What is asked >> Only a number is wanted. Count the lines holding the string "title".

### Provided information ###

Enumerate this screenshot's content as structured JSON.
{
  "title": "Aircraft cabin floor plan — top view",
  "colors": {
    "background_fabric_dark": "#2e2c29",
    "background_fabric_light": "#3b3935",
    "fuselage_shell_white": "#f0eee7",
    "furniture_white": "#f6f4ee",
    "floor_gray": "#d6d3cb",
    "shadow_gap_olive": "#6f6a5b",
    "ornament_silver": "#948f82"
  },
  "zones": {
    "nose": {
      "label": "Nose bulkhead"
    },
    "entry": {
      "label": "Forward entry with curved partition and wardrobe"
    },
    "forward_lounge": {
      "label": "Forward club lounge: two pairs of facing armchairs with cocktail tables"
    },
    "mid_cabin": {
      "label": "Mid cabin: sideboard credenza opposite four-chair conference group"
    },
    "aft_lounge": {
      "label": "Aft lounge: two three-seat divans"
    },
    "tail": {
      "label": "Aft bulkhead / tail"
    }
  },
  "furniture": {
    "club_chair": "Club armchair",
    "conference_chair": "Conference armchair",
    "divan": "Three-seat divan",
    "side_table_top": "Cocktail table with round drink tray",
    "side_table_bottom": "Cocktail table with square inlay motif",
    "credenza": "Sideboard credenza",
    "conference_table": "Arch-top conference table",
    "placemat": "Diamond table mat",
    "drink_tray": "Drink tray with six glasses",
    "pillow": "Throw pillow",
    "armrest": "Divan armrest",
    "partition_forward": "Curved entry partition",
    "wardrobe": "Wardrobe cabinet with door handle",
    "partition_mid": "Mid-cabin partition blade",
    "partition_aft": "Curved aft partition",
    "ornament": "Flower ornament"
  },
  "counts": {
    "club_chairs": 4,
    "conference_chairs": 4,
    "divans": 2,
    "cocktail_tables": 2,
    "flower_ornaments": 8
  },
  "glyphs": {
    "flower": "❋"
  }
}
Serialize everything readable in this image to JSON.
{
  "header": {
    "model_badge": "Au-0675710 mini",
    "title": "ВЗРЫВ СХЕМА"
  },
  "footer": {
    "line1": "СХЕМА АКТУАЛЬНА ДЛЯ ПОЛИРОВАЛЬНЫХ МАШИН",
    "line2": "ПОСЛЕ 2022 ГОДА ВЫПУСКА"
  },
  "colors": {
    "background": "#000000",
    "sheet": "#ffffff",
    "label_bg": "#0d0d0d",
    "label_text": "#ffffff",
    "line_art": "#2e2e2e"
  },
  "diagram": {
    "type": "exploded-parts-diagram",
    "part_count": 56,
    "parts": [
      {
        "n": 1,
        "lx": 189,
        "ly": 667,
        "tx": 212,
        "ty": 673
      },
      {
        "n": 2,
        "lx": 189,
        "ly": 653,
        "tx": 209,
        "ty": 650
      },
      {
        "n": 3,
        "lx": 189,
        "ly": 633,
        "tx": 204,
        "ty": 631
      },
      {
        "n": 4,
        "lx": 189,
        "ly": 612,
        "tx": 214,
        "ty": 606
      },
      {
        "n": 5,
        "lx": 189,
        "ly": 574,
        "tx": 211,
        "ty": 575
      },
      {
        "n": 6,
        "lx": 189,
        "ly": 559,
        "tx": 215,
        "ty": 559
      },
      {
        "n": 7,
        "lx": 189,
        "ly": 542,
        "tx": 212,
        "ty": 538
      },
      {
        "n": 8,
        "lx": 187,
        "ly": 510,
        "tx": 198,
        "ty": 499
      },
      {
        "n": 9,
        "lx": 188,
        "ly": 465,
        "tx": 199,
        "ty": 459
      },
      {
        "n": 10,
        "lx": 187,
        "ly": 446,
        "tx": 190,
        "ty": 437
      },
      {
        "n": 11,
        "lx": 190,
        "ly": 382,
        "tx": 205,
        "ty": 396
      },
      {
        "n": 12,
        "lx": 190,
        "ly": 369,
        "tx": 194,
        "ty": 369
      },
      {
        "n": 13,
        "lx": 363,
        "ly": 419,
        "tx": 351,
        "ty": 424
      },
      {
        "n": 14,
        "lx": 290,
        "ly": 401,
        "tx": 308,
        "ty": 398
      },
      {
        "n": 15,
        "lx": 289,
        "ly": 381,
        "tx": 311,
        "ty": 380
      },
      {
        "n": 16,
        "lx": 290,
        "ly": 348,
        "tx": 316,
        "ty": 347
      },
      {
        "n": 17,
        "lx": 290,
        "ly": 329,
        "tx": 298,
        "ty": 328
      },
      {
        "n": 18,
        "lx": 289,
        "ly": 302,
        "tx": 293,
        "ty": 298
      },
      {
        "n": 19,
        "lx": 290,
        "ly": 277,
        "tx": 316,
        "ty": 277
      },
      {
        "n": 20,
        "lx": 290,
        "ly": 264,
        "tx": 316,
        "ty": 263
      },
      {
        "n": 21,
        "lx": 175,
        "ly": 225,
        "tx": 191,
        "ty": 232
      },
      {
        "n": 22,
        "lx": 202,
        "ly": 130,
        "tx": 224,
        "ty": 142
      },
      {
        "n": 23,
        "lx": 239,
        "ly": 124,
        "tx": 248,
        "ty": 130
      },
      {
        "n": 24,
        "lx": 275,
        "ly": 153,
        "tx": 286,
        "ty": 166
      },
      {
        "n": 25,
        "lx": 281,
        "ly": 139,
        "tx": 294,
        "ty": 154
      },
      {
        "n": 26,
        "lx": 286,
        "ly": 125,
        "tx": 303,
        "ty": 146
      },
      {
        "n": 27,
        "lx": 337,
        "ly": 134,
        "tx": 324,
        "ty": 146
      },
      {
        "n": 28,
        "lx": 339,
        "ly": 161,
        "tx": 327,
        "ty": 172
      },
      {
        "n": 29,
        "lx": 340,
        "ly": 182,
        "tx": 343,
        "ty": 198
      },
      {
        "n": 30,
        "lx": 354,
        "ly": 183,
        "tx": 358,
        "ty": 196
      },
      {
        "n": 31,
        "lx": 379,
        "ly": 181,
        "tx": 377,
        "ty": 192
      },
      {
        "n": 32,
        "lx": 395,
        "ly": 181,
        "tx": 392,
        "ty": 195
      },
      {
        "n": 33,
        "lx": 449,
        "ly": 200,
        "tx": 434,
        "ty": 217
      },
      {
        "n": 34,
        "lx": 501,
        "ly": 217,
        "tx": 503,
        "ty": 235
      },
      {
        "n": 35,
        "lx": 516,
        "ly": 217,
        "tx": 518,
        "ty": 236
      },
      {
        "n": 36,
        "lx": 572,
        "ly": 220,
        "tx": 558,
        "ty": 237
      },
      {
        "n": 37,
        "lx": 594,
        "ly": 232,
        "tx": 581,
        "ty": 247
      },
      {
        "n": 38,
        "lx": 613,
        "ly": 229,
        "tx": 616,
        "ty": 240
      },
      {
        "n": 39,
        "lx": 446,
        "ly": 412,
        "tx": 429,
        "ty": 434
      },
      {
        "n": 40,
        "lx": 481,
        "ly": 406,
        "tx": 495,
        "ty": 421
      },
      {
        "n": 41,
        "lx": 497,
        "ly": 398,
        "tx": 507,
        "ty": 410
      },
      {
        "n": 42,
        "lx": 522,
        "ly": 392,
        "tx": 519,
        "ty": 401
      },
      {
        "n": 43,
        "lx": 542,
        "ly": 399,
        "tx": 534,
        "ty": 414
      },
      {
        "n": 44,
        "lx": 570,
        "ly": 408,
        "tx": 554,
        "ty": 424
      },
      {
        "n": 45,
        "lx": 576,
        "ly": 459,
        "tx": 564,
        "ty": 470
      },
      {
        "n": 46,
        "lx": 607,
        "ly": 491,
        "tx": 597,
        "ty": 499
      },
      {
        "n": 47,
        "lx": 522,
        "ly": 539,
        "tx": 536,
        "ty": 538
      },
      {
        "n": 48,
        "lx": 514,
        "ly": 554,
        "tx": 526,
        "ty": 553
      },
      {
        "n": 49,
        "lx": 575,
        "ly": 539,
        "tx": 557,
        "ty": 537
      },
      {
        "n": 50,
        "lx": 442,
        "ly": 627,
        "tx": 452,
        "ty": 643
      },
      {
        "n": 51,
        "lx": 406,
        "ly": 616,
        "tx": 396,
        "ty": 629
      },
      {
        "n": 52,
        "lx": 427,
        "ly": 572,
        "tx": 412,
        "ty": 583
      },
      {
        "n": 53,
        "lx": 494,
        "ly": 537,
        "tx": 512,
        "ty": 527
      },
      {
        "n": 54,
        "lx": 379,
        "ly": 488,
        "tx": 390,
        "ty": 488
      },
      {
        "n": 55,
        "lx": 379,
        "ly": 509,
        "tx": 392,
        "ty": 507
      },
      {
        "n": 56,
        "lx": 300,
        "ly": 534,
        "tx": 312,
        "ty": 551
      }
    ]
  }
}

###

Reply to the exercise >> 2